→ **Exercise directions**
Write each line out a second time, exactly as shown below.

Page and application data records
'''

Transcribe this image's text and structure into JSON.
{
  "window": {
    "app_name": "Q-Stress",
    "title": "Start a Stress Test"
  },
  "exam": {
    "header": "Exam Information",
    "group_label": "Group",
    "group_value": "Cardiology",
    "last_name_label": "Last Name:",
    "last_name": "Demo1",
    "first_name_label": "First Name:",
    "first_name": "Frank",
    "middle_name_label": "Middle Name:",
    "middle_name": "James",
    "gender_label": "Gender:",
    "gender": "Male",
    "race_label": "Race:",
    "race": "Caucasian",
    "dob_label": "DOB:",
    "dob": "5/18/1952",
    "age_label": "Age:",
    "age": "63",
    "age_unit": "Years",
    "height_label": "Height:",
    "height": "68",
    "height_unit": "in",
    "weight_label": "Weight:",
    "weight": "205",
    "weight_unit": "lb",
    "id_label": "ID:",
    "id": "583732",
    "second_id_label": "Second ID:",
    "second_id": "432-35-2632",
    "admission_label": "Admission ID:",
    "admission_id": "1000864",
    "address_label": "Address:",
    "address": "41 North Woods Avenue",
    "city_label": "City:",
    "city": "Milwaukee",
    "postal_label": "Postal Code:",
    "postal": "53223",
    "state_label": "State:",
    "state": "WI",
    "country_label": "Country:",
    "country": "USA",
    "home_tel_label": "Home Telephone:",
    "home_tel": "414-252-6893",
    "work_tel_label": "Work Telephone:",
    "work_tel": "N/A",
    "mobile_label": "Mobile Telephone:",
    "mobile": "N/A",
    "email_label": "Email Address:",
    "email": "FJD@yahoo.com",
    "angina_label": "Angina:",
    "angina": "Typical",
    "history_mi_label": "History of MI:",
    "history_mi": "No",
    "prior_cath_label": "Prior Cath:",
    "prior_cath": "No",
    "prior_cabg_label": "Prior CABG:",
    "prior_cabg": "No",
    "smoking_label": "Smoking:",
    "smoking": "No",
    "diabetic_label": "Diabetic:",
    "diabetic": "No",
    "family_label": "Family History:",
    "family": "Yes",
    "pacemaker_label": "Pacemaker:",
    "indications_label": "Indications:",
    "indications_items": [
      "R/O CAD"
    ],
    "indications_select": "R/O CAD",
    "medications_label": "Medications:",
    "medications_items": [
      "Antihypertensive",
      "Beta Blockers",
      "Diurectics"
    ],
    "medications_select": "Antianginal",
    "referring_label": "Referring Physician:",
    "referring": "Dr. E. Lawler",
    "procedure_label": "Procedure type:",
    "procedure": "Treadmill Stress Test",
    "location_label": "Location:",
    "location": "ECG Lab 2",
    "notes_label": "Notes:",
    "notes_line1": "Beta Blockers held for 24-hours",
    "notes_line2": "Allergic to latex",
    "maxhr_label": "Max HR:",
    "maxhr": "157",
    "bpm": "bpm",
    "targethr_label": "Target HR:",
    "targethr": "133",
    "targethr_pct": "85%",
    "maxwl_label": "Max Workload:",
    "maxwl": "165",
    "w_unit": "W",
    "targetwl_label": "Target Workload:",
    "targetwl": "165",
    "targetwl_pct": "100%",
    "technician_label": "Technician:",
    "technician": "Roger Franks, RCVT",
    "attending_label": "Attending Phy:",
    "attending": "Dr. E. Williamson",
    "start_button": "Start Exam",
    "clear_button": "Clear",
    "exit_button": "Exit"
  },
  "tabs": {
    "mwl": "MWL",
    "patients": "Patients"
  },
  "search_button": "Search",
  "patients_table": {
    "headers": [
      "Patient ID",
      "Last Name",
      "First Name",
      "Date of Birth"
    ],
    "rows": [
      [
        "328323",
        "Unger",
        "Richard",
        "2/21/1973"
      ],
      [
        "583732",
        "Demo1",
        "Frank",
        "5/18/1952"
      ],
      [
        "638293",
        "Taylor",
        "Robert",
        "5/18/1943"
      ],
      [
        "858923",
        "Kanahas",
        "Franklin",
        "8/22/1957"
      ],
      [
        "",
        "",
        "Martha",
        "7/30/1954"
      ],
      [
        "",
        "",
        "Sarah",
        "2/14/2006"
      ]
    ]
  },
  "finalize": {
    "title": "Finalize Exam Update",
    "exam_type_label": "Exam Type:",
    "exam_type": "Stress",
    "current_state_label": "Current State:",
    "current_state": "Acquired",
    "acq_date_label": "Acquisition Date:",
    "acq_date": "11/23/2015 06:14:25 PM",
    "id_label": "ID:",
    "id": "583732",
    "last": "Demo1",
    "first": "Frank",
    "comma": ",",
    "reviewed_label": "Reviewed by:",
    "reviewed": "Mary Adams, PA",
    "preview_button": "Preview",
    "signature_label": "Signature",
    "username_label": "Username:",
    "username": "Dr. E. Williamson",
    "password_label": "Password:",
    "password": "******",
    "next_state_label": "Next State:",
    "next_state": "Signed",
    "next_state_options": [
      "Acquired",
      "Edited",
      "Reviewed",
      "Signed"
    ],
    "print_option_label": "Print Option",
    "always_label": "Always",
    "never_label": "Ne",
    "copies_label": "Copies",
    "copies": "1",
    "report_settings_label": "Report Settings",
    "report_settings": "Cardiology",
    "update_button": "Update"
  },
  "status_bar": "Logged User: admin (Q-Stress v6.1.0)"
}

'''

→ **Answer section**
Transcribe this image's text and structure into JSON.
{
  "window": {
    "app_name": "Q-Stress",
    "title": "Start a Stress Test"
  },
  "exam": {
    "header": "Exam Information",
    "group_label": "Group",
    "group_value": "Cardiology",
    "last_name_label": "Last Name:",
    "last_name": "Demo1",
    "first_name_label": "First Name:",
    "first_name": "Frank",
    "middle_name_label": "Middle Name:",
    "middle_name": "James",
    "gender_label": "Gender:",
    "gender": "Male",
    "race_label": "Race:",
    "race": "Caucasian",
    "dob_label": "DOB:",
    "dob": "5/18/1952",
    "age_label": "Age:",
    "age": "63",
    "age_unit": "Years",
    "height_label": "Height:",
    "height": "68",
    "height_unit": "in",
    "weight_label": "Weight:",
    "weight": "205",
    "weight_unit": "lb",
    "id_label": "ID:",
    "id": "583732",
    "second_id_label": "Second ID:",
    "second_id": "432-35-2632",
    "admission_label": "Admission ID:",
    "admission_id": "1000864",
    "address_label": "Address:",
    "address": "41 North Woods Avenue",
    "city_label": "City:",
    "city": "Milwaukee",
    "postal_label": "Postal Code:",
    "postal": "53223",
    "state_label": "State:",
    "state": "WI",
    "country_label": "Country:",
    "country": "USA",
    "home_tel_label": "Home Telephone:",
    "home_tel": "414-252-6893",
    "work_tel_label": "Work Telephone:",
    "work_tel": "N/A",
    "mobile_label": "Mobile Telephone:",
    "mobile": "N/A",
    "email_label": "Email Address:",
    "email": "FJD@yahoo.com",
    "angina_label": "Angina:",
    "angina": "Typical",
    "history_mi_label": "History of MI:",
    "history_mi": "No",
    "prior_cath_label": "Prior Cath:",
    "prior_cath": "No",
    "prior_cabg_label": "Prior CABG:",
    "prior_cabg": "No",
    "smoking_label": "Smoking:",
    "smoking": "No",
    "diabetic_label": "Diabetic:",
    "diabetic": "No",
    "family_label": "Family History:",
    "family": "Yes",
    "pacemaker_label": "Pacemaker:",
    "indications_label": "Indications:",
    "indications_items": [
      "R/O CAD"
    ],
    "indications_select": "R/O CAD",
    "medications_label": "Medications:",
    "medications_items": [
      "Antihypertensive",
      "Beta Blockers",
      "Diurectics"
    ],
    "medications_select": "Antianginal",
    "referring_label": "Referring Physician:",
    "referring": "Dr. E. Lawler",
    "procedure_label": "Procedure type:",
    "procedure": "Treadmill Stress Test",
    "location_label": "Location:",
    "location": "ECG Lab 2",
    "notes_label": "Notes:",
    "notes_line1": "Beta Blockers held for 24-hours",
    "notes_line2": "Allergic to latex",
    "maxhr_label": "Max HR:",
    "maxhr": "157",
    "bpm": "bpm",
    "targethr_label": "Target HR:",
    "targethr": "133",
    "targethr_pct": "85%",
    "maxwl_label": "Max Workload:",
    "maxwl": "165",
    "w_unit": "W",
    "targetwl_label": "Target Workload:",
    "targetwl": "165",
    "targetwl_pct": "100%",
    "technician_label": "Technician:",
    "technician": "Roger Franks, RCVT",
    "attending_label": "Attending Phy:",
    "attending": "Dr. E. Williamson",
    "start_button": "Start Exam",
    "clear_button": "Clear",
    "exit_button": "Exit"
  },
  "tabs": {
    "mwl": "MWL",
    "patients": "Patients"
  },
  "search_button": "Search",
  "patients_table": {
    "headers": [
      "Patient ID",
      "Last Name",
      "First Name",
      "Date of Birth"
    ],
    "rows": [
      [
        "328323",
        "Unger",
        "Richard",
        "2/21/1973"
      ],
      [
        "583732",
        "Demo1",
        "Frank",
        "5/18/1952"
      ],
      [
        "638293",
        "Taylor",
        "Robert",
        "5/18/1943"
      ],
      [
        "858923",
        "Kanahas",
        "Franklin",
        "8/22/1957"
      ],
      [
        "",
        "",
        "Martha",
        "7/30/1954"
      ],
      [
        "",
        "",
        "Sarah",
        "2/14/2006"
      ]
    ]
  },
  "finalize": {
    "title": "Finalize Exam Update",
    "exam_type_label": "Exam Type:",
    "exam_type": "Stress",
    "current_state_label": "Current State:",
    "current_state": "Acquired",
    "acq_date_label": "Acquisition Date:",
    "acq_date": "11/23/2015 06:14:25 PM",
    "id_label": "ID:",
    "id": "583732",
    "last": "Demo1",
    "first": "Frank",
    "comma": ",",
    "reviewed_label": "Reviewed by:",
    "reviewed": "Mary Adams, PA",
    "preview_button": "Preview",
    "signature_label": "Signature",
    "username_label": "Username:",
    "username": "Dr. E. Williamson",
    "password_label": "Password:",
    "password": "******",
    "next_state_label": "Next State:",
    "next_state": "Signed",
    "next_state_options": [
      "Acquired",
      "Edited",
      "Reviewed",
      "Signed"
    ],
    "print_option_label": "Print Option",
    "always_label": "Always",
    "never_label": "Ne",
    "copies_label": "Copies",
    "copies": "1",
    "report_settings_label": "Report Settings",
    "report_settings": "Cardiology",
    "update_button": "Update"
  },
  "status_bar": "Logged User: admin (Q-Stress v6.1.0)"
}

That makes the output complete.